-- Start Records for processing --

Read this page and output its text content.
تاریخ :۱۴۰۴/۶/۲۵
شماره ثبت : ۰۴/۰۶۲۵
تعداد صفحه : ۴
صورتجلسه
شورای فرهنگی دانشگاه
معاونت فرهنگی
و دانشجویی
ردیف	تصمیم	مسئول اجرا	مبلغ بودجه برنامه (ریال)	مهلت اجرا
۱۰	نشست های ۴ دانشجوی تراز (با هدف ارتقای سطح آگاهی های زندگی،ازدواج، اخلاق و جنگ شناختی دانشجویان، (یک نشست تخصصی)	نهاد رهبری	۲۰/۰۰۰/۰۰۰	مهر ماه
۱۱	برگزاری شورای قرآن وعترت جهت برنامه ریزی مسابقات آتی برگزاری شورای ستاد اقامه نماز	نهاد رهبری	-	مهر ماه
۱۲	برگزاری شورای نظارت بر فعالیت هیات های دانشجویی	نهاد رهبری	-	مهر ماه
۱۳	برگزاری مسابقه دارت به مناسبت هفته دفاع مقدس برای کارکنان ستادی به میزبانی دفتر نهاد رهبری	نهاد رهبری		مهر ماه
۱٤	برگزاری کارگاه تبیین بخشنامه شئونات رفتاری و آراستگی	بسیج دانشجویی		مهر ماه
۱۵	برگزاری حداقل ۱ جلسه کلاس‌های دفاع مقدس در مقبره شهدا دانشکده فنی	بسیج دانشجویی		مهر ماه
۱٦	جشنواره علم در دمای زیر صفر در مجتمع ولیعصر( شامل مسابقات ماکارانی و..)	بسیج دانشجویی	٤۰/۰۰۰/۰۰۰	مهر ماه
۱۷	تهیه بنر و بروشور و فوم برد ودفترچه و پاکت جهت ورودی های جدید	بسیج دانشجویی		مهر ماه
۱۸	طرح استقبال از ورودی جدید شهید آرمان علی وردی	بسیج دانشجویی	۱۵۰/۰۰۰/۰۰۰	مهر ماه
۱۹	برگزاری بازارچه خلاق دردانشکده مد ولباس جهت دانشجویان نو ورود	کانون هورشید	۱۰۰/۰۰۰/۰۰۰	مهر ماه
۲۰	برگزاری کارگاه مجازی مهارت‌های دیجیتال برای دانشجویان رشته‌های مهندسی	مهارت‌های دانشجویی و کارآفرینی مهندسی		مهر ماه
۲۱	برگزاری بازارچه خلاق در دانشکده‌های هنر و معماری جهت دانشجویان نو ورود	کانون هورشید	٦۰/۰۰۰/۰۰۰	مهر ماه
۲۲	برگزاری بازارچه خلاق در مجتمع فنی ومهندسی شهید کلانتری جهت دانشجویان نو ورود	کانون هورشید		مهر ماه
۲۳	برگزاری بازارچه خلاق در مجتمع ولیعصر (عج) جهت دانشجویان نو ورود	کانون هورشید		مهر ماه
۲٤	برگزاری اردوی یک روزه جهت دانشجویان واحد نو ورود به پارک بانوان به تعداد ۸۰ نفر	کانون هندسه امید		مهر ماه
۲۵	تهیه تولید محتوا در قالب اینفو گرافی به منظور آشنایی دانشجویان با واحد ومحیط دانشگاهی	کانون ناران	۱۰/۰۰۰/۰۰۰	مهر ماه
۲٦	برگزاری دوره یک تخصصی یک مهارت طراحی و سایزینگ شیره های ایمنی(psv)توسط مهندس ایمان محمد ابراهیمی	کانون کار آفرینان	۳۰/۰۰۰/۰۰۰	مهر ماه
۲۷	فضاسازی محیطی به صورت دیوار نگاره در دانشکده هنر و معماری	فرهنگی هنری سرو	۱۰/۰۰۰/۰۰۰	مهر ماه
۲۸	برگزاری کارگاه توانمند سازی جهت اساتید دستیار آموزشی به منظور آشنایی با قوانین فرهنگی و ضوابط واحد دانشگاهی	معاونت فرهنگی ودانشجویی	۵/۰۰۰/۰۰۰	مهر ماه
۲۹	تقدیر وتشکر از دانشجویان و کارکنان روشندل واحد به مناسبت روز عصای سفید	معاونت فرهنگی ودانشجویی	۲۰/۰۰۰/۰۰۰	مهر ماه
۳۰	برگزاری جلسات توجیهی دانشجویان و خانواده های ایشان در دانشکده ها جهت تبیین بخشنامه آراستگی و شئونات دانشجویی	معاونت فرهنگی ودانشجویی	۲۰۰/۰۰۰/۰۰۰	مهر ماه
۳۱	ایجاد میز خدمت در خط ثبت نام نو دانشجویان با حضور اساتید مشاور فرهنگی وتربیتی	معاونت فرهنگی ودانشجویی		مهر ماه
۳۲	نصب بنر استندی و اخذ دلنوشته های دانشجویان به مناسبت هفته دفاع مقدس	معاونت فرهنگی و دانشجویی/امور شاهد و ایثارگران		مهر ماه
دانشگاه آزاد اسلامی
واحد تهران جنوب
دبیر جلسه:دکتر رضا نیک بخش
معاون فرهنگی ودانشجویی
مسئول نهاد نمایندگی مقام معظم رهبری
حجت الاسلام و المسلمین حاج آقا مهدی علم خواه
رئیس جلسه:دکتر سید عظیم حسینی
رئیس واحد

-- End Records for processing --

• **Given request**:
Collect the lines of the records that include the string "نهاد".

• **Right answer**:
۱۰	نشست های ۴ دانشجوی تراز (با هدف ارتقای سطح آگاهی های زندگی،ازدواج، اخلاق و جنگ شناختی دانشجویان، (یک نشست تخصصی)	نهاد رهبری	۲۰/۰۰۰/۰۰۰	مهر ماه
۱۱	برگزاری شورای قرآن وعترت جهت برنامه ریزی مسابقات آتی برگزاری شورای ستاد اقامه نماز	نهاد رهبری	-	مهر ماه
۱۲	برگزاری شورای نظارت بر فعالیت هیات های دانشجویی	نهاد رهبری	-	مهر ماه
۱۳	برگزاری مسابقه دارت به مناسبت هفته دفاع مقدس برای کارکنان ستادی به میزبانی دفتر نهاد رهبری	نهاد رهبری		مهر ماه
مسئول نهاد نمایندگی مقام معظم رهبری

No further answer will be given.